→ Instructions to follow: What lines of the data include the string "JSON"? Copy them all.

━━━ Data extract ━━━

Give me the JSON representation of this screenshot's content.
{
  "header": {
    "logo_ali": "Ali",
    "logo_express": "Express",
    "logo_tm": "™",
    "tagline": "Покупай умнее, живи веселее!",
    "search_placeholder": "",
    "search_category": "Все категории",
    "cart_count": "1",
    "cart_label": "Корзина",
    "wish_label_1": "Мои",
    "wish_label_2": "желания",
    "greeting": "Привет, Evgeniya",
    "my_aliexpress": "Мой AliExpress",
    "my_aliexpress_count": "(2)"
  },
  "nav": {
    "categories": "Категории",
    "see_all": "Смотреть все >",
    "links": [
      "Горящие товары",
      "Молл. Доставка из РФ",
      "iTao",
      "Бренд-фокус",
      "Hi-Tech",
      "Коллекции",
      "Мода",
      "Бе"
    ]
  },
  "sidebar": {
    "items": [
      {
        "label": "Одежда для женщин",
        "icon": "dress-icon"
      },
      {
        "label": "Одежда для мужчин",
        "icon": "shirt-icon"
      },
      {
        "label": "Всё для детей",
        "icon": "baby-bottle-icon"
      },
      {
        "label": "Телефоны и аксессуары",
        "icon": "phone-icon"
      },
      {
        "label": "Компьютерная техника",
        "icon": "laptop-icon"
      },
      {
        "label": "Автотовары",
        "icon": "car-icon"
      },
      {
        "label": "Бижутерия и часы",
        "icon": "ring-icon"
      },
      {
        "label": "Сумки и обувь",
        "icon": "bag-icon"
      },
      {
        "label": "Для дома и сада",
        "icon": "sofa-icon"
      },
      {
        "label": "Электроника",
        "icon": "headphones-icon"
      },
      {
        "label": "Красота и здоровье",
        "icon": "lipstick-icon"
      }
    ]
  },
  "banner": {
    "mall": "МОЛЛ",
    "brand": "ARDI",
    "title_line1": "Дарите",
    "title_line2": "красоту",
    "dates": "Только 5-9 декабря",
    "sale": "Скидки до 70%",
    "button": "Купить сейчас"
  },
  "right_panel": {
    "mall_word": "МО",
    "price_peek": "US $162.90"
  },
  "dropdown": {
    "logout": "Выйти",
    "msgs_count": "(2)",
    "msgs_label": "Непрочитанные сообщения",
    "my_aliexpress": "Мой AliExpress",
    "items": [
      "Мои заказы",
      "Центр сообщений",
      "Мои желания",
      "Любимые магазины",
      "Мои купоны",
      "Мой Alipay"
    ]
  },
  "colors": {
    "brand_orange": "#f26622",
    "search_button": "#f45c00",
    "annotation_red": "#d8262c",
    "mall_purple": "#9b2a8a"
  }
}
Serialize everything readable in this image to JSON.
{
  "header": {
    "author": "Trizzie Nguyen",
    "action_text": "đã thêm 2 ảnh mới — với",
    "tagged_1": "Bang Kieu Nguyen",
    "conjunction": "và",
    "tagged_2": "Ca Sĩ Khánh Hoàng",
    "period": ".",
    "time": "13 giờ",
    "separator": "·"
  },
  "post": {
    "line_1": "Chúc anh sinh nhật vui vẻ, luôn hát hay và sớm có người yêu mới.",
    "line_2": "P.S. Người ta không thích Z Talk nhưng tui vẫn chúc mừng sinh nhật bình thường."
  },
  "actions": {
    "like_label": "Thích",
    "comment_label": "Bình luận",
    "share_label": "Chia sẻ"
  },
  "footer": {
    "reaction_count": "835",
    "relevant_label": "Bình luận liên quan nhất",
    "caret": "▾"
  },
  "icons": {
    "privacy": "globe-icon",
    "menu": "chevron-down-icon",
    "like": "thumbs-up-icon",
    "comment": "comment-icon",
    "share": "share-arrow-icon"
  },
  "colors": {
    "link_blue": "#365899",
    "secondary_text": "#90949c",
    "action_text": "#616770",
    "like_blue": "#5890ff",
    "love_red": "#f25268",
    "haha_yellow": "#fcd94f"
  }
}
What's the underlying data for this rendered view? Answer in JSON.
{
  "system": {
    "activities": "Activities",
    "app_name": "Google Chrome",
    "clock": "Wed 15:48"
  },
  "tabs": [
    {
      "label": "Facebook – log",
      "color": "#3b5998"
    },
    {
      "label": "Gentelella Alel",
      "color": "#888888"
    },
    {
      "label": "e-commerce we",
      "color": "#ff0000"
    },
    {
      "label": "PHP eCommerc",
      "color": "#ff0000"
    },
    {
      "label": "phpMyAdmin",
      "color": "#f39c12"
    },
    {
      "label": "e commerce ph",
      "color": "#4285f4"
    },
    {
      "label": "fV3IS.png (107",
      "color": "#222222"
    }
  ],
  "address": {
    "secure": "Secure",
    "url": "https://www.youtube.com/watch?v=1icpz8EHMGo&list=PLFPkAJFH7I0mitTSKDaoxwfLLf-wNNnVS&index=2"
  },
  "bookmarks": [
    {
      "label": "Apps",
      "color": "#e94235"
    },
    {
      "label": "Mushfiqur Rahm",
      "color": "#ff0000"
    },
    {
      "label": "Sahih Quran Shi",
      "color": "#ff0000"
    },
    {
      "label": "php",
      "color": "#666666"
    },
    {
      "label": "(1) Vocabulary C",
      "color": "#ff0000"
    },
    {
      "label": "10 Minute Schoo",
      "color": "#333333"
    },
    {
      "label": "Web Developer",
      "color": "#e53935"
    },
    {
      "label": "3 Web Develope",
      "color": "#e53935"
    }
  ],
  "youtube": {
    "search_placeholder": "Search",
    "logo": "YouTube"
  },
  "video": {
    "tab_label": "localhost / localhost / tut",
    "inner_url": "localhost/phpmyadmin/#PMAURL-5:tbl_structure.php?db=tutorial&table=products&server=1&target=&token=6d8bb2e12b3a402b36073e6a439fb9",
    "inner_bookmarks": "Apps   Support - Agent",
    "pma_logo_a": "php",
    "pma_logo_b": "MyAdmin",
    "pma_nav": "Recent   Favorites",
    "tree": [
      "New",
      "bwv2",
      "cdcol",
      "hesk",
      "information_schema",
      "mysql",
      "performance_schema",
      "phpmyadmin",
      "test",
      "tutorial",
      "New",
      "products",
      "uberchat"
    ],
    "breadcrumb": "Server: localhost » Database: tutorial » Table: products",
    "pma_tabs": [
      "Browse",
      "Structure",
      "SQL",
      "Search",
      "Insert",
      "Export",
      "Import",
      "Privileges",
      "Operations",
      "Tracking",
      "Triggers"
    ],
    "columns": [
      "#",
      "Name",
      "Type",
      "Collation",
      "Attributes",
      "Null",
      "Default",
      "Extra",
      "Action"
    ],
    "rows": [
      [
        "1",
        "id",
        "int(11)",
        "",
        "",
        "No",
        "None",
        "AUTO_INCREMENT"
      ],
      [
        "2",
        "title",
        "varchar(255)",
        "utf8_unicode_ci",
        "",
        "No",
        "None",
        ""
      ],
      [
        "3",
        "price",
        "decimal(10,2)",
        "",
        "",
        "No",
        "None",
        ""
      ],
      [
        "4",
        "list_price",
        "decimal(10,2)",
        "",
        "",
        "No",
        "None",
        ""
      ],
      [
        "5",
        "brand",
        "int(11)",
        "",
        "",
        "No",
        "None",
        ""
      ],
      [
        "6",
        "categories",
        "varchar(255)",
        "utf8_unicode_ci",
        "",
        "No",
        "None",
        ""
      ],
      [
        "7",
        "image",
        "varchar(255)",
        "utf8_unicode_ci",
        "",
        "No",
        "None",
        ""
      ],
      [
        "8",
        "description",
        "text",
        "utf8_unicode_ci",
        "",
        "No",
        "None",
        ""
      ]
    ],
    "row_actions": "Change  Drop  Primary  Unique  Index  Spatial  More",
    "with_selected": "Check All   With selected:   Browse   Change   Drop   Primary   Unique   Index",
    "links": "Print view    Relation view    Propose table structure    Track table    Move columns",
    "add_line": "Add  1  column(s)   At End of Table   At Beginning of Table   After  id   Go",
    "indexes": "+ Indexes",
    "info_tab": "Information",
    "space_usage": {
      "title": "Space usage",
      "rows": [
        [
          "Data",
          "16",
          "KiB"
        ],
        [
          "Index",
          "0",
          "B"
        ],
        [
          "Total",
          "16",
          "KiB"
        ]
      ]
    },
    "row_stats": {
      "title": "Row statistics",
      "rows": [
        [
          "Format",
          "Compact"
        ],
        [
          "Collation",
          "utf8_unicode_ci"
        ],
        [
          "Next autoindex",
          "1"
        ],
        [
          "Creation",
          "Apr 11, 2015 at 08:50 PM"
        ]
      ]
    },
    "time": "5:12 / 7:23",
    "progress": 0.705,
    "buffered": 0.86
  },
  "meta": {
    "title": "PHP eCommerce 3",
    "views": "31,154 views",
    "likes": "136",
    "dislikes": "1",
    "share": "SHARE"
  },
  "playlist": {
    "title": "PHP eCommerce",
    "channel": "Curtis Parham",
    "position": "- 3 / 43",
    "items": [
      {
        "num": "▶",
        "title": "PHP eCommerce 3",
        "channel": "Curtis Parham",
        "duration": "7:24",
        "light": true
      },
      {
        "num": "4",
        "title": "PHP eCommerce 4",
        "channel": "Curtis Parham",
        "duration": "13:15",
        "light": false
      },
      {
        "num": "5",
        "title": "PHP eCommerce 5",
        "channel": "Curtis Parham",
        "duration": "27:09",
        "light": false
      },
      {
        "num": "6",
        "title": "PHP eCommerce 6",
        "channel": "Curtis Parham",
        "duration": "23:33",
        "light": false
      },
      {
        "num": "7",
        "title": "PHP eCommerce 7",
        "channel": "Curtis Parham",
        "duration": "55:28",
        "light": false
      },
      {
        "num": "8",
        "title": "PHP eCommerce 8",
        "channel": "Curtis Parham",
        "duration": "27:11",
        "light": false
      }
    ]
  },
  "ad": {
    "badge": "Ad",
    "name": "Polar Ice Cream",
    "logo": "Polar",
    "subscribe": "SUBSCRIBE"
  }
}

━━━

→ Response to this exercise:
Give me the JSON representation of this screenshot's content.
Serialize everything readable in this image to JSON.
What's the underlying data for this rendered view? Answer in JSON.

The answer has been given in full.